▸ **Your objective**
Copy out the data below verbatim.
* START *
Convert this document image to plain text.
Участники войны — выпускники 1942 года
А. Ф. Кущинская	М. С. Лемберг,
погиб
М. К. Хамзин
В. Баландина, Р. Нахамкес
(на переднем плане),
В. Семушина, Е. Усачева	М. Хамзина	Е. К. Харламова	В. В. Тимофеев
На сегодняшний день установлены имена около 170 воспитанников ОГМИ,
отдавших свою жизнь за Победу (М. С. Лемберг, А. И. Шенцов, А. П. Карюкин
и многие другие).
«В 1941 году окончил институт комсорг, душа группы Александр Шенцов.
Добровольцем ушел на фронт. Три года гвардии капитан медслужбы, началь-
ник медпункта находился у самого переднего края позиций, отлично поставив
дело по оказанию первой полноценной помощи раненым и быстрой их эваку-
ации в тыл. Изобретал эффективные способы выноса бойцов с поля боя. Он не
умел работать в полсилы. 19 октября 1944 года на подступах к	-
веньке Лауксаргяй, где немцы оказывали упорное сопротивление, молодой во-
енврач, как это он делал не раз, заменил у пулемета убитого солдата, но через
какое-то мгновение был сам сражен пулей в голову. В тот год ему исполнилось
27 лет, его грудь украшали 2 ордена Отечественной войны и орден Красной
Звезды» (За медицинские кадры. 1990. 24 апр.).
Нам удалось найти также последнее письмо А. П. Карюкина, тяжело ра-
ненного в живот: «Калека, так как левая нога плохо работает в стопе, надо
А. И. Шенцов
* END *
▸ **Exercise output**
Convert this document image to plain text.
Участники войны — выпускники 1942 года
А. Ф. Кущинская	М. С. Лемберг,
погиб
М. К. Хамзин
В. Баландина, Р. Нахамкес
(на переднем плане),
В. Семушина, Е. Усачева	М. Хамзина	Е. К. Харламова	В. В. Тимофеев
На сегодняшний день установлены имена около 170 воспитанников ОГМИ,
отдавших свою жизнь за Победу (М. С. Лемберг, А. И. Шенцов, А. П. Карюкин
и многие другие).
«В 1941 году окончил институт комсорг, душа группы Александр Шенцов.
Добровольцем ушел на фронт. Три года гвардии капитан медслужбы, началь-
ник медпункта находился у самого переднего края позиций, отлично поставив
дело по оказанию первой полноценной помощи раненым и быстрой их эваку-
ации в тыл. Изобретал эффективные способы выноса бойцов с поля боя. Он не
умел работать в полсилы. 19 октября 1944 года на подступах к	-
веньке Лауксаргяй, где немцы оказывали упорное сопротивление, молодой во-
енврач, как это он делал не раз, заменил у пулемета убитого солдата, но через
какое-то мгновение был сам сражен пулей в голову. В тот год ему исполнилось
27 лет, его грудь украшали 2 ордена Отечественной войны и орден Красной
Звезды» (За медицинские кадры. 1990. 24 апр.).
Нам удалось найти также последнее письмо А. П. Карюкина, тяжело ра-
ненного в живот: «Калека, так как левая нога плохо работает в стопе, надо
А. И. Шенцов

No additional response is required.